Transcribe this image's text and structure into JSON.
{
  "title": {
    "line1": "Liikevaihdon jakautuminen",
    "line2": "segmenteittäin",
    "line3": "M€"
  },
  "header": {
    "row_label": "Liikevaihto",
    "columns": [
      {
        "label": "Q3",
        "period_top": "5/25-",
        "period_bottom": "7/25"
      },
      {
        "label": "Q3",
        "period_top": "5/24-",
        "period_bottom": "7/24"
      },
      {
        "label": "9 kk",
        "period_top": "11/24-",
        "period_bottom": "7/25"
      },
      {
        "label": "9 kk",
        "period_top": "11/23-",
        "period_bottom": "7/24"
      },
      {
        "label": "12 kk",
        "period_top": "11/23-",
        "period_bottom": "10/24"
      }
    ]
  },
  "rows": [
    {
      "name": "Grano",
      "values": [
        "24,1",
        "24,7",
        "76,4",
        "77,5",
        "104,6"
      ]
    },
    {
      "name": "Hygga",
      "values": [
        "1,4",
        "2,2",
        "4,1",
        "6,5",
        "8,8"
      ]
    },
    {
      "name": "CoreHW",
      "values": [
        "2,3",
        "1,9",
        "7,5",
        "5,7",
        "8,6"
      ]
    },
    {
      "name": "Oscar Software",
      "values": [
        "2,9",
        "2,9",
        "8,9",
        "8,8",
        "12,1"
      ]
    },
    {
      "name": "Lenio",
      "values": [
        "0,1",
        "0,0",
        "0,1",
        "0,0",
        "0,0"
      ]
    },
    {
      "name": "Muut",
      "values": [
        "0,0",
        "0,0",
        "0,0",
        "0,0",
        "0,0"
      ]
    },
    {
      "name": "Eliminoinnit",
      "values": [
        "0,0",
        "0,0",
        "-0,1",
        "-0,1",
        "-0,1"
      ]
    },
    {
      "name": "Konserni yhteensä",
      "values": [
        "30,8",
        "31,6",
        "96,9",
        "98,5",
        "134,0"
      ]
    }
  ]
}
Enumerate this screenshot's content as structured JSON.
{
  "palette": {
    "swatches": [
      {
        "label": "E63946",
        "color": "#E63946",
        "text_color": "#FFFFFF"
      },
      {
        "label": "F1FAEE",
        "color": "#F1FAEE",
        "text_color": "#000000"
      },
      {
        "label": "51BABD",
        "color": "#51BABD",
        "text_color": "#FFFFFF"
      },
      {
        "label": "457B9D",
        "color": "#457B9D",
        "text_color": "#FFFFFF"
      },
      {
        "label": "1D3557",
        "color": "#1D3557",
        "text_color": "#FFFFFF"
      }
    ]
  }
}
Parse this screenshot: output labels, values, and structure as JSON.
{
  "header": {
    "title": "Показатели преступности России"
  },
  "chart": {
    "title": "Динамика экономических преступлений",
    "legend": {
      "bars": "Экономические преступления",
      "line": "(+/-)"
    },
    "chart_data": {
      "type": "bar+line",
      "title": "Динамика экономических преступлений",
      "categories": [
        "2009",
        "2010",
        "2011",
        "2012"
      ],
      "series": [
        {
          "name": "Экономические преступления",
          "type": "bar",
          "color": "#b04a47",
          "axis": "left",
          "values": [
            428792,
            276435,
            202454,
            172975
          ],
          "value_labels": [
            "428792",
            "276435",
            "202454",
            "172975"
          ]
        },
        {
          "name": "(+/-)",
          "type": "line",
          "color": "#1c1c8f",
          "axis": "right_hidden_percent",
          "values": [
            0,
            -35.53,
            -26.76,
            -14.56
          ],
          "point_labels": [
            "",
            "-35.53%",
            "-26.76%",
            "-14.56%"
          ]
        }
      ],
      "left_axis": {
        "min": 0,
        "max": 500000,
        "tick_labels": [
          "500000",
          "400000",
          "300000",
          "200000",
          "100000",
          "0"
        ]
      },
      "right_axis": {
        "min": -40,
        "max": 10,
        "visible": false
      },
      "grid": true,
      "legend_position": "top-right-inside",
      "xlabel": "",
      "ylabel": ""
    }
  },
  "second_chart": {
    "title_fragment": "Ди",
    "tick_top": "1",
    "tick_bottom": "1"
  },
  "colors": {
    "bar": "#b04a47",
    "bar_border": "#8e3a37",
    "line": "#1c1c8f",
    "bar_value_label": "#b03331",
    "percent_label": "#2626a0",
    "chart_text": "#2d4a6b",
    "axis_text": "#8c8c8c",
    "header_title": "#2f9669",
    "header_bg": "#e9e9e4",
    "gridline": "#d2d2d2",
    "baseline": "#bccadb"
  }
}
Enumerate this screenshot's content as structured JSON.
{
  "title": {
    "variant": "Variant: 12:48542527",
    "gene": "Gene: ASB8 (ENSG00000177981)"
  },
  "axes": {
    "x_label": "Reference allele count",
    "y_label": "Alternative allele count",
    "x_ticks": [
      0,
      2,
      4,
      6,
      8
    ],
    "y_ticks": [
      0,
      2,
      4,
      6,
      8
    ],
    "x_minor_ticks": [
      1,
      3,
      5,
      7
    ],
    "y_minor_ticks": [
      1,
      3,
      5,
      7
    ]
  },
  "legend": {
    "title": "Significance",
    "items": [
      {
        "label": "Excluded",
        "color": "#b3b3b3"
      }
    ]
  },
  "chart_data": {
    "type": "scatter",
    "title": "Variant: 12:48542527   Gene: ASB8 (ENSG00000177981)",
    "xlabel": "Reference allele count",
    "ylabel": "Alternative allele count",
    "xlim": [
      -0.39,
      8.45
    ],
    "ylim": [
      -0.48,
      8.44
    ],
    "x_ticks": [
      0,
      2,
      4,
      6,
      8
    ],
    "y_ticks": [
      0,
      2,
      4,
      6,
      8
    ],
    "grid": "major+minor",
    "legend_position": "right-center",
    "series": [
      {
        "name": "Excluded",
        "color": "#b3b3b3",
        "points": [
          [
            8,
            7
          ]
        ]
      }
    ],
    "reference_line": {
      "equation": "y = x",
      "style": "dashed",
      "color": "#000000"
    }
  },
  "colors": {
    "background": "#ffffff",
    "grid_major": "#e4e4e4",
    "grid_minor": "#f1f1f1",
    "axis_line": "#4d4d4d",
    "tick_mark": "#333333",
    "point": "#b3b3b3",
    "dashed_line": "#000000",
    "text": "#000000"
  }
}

==============================

The records above should be returned exactly.

Transcribe this image's text and structure into JSON.
{
  "title": {
    "line1": "Liikevaihdon jakautuminen",
    "line2": "segmenteittäin",
    "line3": "M€"
  },
  "header": {
    "row_label": "Liikevaihto",
    "columns": [
      {
        "label": "Q3",
        "period_top": "5/25-",
        "period_bottom": "7/25"
      },
      {
        "label": "Q3",
        "period_top": "5/24-",
        "period_bottom": "7/24"
      },
      {
        "label": "9 kk",
        "period_top": "11/24-",
        "period_bottom": "7/25"
      },
      {
        "label": "9 kk",
        "period_top": "11/23-",
        "period_bottom": "7/24"
      },
      {
        "label": "12 kk",
        "period_top": "11/23-",
        "period_bottom": "10/24"
      }
    ]
  },
  "rows": [
    {
      "name": "Grano",
      "values": [
        "24,1",
        "24,7",
        "76,4",
        "77,5",
        "104,6"
      ]
    },
    {
      "name": "Hygga",
      "values": [
        "1,4",
        "2,2",
        "4,1",
        "6,5",
        "8,8"
      ]
    },
    {
      "name": "CoreHW",
      "values": [
        "2,3",
        "1,9",
        "7,5",
        "5,7",
        "8,6"
      ]
    },
    {
      "name": "Oscar Software",
      "values": [
        "2,9",
        "2,9",
        "8,9",
        "8,8",
        "12,1"
      ]
    },
    {
      "name": "Lenio",
      "values": [
        "0,1",
        "0,0",
        "0,1",
        "0,0",
        "0,0"
      ]
    },
    {
      "name": "Muut",
      "values": [
        "0,0",
        "0,0",
        "0,0",
        "0,0",
        "0,0"
      ]
    },
    {
      "name": "Eliminoinnit",
      "values": [
        "0,0",
        "0,0",
        "-0,1",
        "-0,1",
        "-0,1"
      ]
    },
    {
      "name": "Konserni yhteensä",
      "values": [
        "30,8",
        "31,6",
        "96,9",
        "98,5",
        "134,0"
      ]
    }
  ]
}
Enumerate this screenshot's content as structured JSON.
{
  "palette": {
    "swatches": [
      {
        "label": "E63946",
        "color": "#E63946",
        "text_color": "#FFFFFF"
      },
      {
        "label": "F1FAEE",
        "color": "#F1FAEE",
        "text_color": "#000000"
      },
      {
        "label": "51BABD",
        "color": "#51BABD",
        "text_color": "#FFFFFF"
      },
      {
        "label": "457B9D",
        "color": "#457B9D",
        "text_color": "#FFFFFF"
      },
      {
        "label": "1D3557",
        "color": "#1D3557",
        "text_color": "#FFFFFF"
      }
    ]
  }
}
Parse this screenshot: output labels, values, and structure as JSON.
{
  "header": {
    "title": "Показатели преступности России"
  },
  "chart": {
    "title": "Динамика экономических преступлений",
    "legend": {
      "bars": "Экономические преступления",
      "line": "(+/-)"
    },
    "chart_data": {
      "type": "bar+line",
      "title": "Динамика экономических преступлений",
      "categories": [
        "2009",
        "2010",
        "2011",
        "2012"
      ],
      "series": [
        {
          "name": "Экономические преступления",
          "type": "bar",
          "color": "#b04a47",
          "axis": "left",
          "values": [
            428792,
            276435,
            202454,
            172975
          ],
          "value_labels": [
            "428792",
            "276435",
            "202454",
            "172975"
          ]
        },
        {
          "name": "(+/-)",
          "type": "line",
          "color": "#1c1c8f",
          "axis": "right_hidden_percent",
          "values": [
            0,
            -35.53,
            -26.76,
            -14.56
          ],
          "point_labels": [
            "",
            "-35.53%",
            "-26.76%",
            "-14.56%"
          ]
        }
      ],
      "left_axis": {
        "min": 0,
        "max": 500000,
        "tick_labels": [
          "500000",
          "400000",
          "300000",
          "200000",
          "100000",
          "0"
        ]
      },
      "right_axis": {
        "min": -40,
        "max": 10,
        "visible": false
      },
      "grid": true,
      "legend_position": "top-right-inside",
      "xlabel": "",
      "ylabel": ""
    }
  },
  "second_chart": {
    "title_fragment": "Ди",
    "tick_top": "1",
    "tick_bottom": "1"
  },
  "colors": {
    "bar": "#b04a47",
    "bar_border": "#8e3a37",
    "line": "#1c1c8f",
    "bar_value_label": "#b03331",
    "percent_label": "#2626a0",
    "chart_text": "#2d4a6b",
    "axis_text": "#8c8c8c",
    "header_title": "#2f9669",
    "header_bg": "#e9e9e4",
    "gridline": "#d2d2d2",
    "baseline": "#bccadb"
  }
}
Enumerate this screenshot's content as structured JSON.
{
  "title": {
    "variant": "Variant: 12:48542527",
    "gene": "Gene: ASB8 (ENSG00000177981)"
  },
  "axes": {
    "x_label": "Reference allele count",
    "y_label": "Alternative allele count",
    "x_ticks": [
      0,
      2,
      4,
      6,
      8
    ],
    "y_ticks": [
      0,
      2,
      4,
      6,
      8
    ],
    "x_minor_ticks": [
      1,
      3,
      5,
      7
    ],
    "y_minor_ticks": [
      1,
      3,
      5,
      7
    ]
  },
  "legend": {
    "title": "Significance",
    "items": [
      {
        "label": "Excluded",
        "color": "#b3b3b3"
      }
    ]
  },
  "chart_data": {
    "type": "scatter",
    "title": "Variant: 12:48542527   Gene: ASB8 (ENSG00000177981)",
    "xlabel": "Reference allele count",
    "ylabel": "Alternative allele count",
    "xlim": [
      -0.39,
      8.45
    ],
    "ylim": [
      -0.48,
      8.44
    ],
    "x_ticks": [
      0,
      2,
      4,
      6,
      8
    ],
    "y_ticks": [
      0,
      2,
      4,
      6,
      8
    ],
    "grid": "major+minor",
    "legend_position": "right-center",
    "series": [
      {
        "name": "Excluded",
        "color": "#b3b3b3",
        "points": [
          [
            8,
            7
          ]
        ]
      }
    ],
    "reference_line": {
      "equation": "y = x",
      "style": "dashed",
      "color": "#000000"
    }
  },
  "colors": {
    "background": "#ffffff",
    "grid_major": "#e4e4e4",
    "grid_minor": "#f1f1f1",
    "axis_line": "#4d4d4d",
    "tick_mark": "#333333",
    "point": "#b3b3b3",
    "dashed_line": "#000000",
    "text": "#000000"
  }
}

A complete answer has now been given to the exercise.